• SET PROBLEM
The lines to extract begin at the one containing "Read all visible content and emit it as JSON." and run to the end of the listing; set them down exactly and alone.

• INFORMATION SUPPLIED
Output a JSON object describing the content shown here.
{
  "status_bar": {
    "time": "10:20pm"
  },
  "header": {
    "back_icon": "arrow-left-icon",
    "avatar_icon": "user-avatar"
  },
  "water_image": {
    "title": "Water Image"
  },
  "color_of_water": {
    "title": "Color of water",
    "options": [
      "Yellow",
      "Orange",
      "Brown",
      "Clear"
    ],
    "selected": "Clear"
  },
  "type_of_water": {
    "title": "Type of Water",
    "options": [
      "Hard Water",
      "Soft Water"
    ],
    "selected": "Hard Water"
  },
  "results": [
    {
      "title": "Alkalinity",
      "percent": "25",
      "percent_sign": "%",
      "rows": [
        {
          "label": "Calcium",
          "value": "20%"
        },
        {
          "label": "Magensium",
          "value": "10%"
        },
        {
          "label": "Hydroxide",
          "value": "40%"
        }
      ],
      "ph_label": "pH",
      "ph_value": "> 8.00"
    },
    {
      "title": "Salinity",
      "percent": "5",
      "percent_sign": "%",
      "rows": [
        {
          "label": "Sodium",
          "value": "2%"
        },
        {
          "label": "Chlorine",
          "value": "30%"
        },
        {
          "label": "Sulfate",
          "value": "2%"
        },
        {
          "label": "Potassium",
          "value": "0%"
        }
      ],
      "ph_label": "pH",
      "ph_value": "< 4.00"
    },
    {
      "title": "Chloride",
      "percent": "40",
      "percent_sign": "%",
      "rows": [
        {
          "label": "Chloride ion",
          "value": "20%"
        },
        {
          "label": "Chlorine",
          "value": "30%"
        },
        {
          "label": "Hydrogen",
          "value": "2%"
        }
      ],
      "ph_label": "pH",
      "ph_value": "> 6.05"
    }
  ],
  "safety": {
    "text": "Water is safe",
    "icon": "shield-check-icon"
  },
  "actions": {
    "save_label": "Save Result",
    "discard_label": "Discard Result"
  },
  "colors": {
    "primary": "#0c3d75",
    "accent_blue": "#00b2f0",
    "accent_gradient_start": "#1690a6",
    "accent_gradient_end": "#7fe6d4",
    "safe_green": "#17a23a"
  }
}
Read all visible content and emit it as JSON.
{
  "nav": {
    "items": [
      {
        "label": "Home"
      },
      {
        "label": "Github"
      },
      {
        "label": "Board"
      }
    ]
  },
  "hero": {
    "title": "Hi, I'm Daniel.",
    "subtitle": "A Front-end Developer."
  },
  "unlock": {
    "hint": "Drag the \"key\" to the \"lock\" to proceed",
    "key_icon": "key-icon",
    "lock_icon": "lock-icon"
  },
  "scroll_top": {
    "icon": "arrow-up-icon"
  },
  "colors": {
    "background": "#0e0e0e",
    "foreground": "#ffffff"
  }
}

• RIGHT ANSWER
Read all visible content and emit it as JSON.
{
  "nav": {
    "items": [
      {
        "label": "Home"
      },
      {
        "label": "Github"
      },
      {
        "label": "Board"
      }
    ]
  },
  "hero": {
    "title": "Hi, I'm Daniel.",
    "subtitle": "A Front-end Developer."
  },
  "unlock": {
    "hint": "Drag the \"key\" to the \"lock\" to proceed",
    "key_icon": "key-icon",
    "lock_icon": "lock-icon"
  },
  "scroll_top": {
    "icon": "arrow-up-icon"
  },
  "colors": {
    "background": "#0e0e0e",
    "foreground": "#ffffff"
  }
}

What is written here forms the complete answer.